-- start Input data --

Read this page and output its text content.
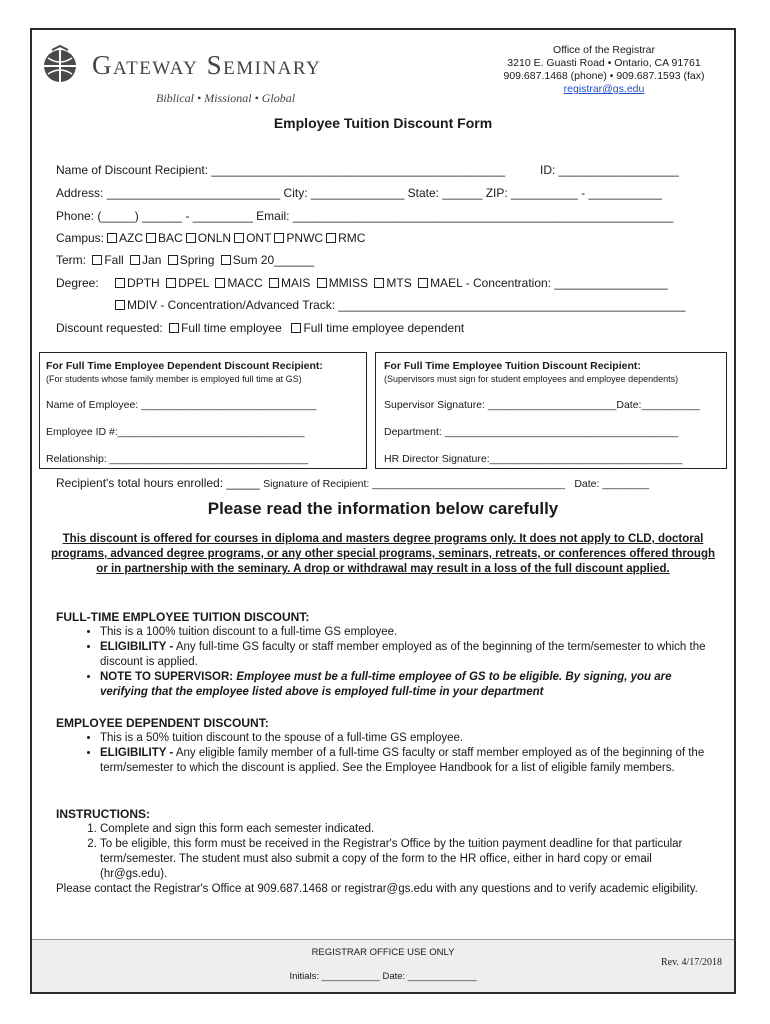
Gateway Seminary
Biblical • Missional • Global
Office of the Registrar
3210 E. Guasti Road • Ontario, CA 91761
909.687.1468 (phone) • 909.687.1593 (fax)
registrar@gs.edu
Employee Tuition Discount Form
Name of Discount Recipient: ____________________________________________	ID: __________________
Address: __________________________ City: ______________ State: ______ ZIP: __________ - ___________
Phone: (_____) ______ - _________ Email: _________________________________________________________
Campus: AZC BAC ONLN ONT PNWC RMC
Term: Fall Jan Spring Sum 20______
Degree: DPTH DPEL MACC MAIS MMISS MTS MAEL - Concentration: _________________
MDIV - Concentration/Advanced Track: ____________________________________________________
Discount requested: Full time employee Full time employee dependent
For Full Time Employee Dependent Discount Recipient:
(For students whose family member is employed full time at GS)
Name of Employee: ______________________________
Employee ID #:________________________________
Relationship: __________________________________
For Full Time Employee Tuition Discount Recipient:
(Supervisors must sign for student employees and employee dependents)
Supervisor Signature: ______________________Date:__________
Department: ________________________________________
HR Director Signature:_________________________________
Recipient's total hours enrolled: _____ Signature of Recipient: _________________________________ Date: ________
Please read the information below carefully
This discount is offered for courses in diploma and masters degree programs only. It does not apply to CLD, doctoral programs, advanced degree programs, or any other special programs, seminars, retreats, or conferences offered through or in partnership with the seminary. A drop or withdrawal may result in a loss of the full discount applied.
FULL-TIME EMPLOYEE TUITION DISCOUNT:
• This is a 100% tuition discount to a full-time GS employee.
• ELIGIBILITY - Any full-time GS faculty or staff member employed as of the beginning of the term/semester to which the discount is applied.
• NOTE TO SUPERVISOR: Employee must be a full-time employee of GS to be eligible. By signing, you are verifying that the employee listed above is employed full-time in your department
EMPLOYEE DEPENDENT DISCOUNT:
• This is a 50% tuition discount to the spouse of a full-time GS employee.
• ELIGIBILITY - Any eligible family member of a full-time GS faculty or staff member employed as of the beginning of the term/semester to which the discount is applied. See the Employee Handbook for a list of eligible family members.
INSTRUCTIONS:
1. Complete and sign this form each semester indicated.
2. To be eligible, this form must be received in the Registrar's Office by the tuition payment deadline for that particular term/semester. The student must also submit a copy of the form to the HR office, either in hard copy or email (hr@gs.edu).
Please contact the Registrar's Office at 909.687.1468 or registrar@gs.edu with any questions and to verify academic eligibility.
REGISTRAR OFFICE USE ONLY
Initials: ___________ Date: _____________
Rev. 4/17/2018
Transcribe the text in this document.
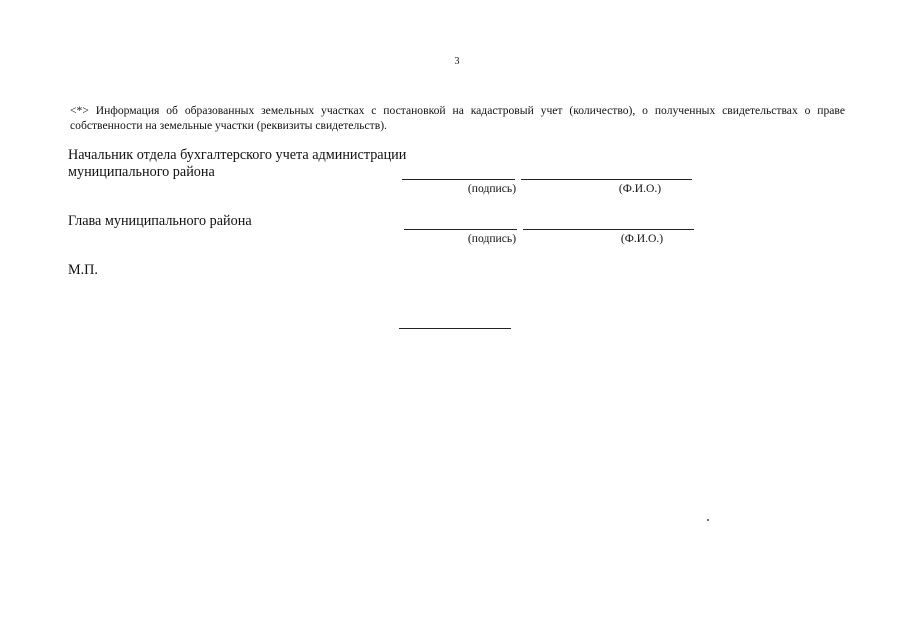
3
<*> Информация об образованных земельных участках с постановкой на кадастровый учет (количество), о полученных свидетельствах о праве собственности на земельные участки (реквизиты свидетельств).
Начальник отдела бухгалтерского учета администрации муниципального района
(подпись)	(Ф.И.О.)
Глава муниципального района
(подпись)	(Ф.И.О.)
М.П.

-- end Input data --

*Exercise details*: Repeat each record exactly as shown above, dropping all images.

*The completed task*:
Read this page and output its text content.
Gateway Seminary
Biblical • Missional • Global
Office of the Registrar
3210 E. Guasti Road • Ontario, CA 91761
909.687.1468 (phone) • 909.687.1593 (fax)
registrar@gs.edu
Employee Tuition Discount Form
Name of Discount Recipient: ____________________________________________	ID: __________________
Address: __________________________ City: ______________ State: ______ ZIP: __________ - ___________
Phone: (_____) ______ - _________ Email: _________________________________________________________
Campus: AZC BAC ONLN ONT PNWC RMC
Term: Fall Jan Spring Sum 20______
Degree: DPTH DPEL MACC MAIS MMISS MTS MAEL - Concentration: _________________
MDIV - Concentration/Advanced Track: ____________________________________________________
Discount requested: Full time employee Full time employee dependent
For Full Time Employee Dependent Discount Recipient:
(For students whose family member is employed full time at GS)
Name of Employee: ______________________________
Employee ID #:________________________________
Relationship: __________________________________
For Full Time Employee Tuition Discount Recipient:
(Supervisors must sign for student employees and employee dependents)
Supervisor Signature: ______________________Date:__________
Department: ________________________________________
HR Director Signature:_________________________________
Recipient's total hours enrolled: _____ Signature of Recipient: _________________________________ Date: ________
Please read the information below carefully
This discount is offered for courses in diploma and masters degree programs only. It does not apply to CLD, doctoral programs, advanced degree programs, or any other special programs, seminars, retreats, or conferences offered through or in partnership with the seminary. A drop or withdrawal may result in a loss of the full discount applied.
FULL-TIME EMPLOYEE TUITION DISCOUNT:
• This is a 100% tuition discount to a full-time GS employee.
• ELIGIBILITY - Any full-time GS faculty or staff member employed as of the beginning of the term/semester to which the discount is applied.
• NOTE TO SUPERVISOR: Employee must be a full-time employee of GS to be eligible. By signing, you are verifying that the employee listed above is employed full-time in your department
EMPLOYEE DEPENDENT DISCOUNT:
• This is a 50% tuition discount to the spouse of a full-time GS employee.
• ELIGIBILITY - Any eligible family member of a full-time GS faculty or staff member employed as of the beginning of the term/semester to which the discount is applied. See the Employee Handbook for a list of eligible family members.
INSTRUCTIONS:
1. Complete and sign this form each semester indicated.
2. To be eligible, this form must be received in the Registrar's Office by the tuition payment deadline for that particular term/semester. The student must also submit a copy of the form to the HR office, either in hard copy or email (hr@gs.edu).
Please contact the Registrar's Office at 909.687.1468 or registrar@gs.edu with any questions and to verify academic eligibility.
REGISTRAR OFFICE USE ONLY
Initials: ___________ Date: _____________
Rev. 4/17/2018
Transcribe the text in this document.
3
<*> Информация об образованных земельных участках с постановкой на кадастровый учет (количество), о полученных свидетельствах о праве собственности на земельные участки (реквизиты свидетельств).
Начальник отдела бухгалтерского учета администрации муниципального района
(подпись)	(Ф.И.О.)
Глава муниципального района
(подпись)	(Ф.И.О.)
М.П.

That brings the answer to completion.